Check every line below, and copy those that include "imatinib".

______________________________

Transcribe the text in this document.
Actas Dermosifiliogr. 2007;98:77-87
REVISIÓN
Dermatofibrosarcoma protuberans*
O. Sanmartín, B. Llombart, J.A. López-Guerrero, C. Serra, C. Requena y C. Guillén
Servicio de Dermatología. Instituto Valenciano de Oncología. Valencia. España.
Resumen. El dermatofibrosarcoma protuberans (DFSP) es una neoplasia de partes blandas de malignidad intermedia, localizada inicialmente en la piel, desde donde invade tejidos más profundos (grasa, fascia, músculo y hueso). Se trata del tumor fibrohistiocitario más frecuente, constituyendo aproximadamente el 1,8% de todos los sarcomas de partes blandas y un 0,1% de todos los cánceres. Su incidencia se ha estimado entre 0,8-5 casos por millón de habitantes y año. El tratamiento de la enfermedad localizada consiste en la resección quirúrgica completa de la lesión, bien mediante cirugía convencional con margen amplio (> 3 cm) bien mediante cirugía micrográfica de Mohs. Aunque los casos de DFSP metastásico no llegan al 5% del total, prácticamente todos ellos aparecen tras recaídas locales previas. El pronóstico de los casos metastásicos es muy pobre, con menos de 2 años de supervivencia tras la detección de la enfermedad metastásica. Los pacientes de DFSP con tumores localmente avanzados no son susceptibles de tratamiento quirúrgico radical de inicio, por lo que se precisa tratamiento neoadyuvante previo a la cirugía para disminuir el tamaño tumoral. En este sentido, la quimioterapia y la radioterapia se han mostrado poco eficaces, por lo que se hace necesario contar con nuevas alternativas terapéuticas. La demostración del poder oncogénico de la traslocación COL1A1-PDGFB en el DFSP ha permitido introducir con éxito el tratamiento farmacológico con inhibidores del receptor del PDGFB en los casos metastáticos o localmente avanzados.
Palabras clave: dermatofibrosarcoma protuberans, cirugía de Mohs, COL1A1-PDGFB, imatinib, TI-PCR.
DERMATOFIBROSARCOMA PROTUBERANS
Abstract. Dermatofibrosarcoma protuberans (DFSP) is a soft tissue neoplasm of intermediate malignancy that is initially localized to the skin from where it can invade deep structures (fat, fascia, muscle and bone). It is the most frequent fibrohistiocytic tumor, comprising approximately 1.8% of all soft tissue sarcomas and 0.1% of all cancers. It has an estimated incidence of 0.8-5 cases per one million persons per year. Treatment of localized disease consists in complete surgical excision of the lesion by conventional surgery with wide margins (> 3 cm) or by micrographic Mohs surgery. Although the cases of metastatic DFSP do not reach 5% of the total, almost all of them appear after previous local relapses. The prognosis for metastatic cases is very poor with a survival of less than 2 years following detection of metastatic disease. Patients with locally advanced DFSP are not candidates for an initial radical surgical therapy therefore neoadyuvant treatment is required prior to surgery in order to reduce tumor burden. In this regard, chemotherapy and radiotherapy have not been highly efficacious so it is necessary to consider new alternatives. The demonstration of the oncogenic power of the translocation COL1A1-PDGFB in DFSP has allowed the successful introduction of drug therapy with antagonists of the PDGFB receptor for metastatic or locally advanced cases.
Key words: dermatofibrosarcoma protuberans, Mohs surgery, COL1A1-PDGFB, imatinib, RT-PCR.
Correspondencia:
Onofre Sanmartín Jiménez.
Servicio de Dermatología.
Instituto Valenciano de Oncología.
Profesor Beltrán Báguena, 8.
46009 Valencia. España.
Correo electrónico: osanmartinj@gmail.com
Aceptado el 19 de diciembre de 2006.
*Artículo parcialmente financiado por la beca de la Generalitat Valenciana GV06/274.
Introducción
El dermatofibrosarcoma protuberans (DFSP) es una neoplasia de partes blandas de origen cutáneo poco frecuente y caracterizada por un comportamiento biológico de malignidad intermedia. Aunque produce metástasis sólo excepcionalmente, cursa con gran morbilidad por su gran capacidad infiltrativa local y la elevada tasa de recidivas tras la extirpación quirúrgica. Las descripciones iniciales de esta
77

______________________________

(Your solution)
Palabras clave: dermatofibrosarcoma protuberans, cirugía de Mohs, COL1A1-PDGFB, imatinib, TI-PCR.
Key words: dermatofibrosarcoma protuberans, Mohs surgery, COL1A1-PDGFB, imatinib, RT-PCR.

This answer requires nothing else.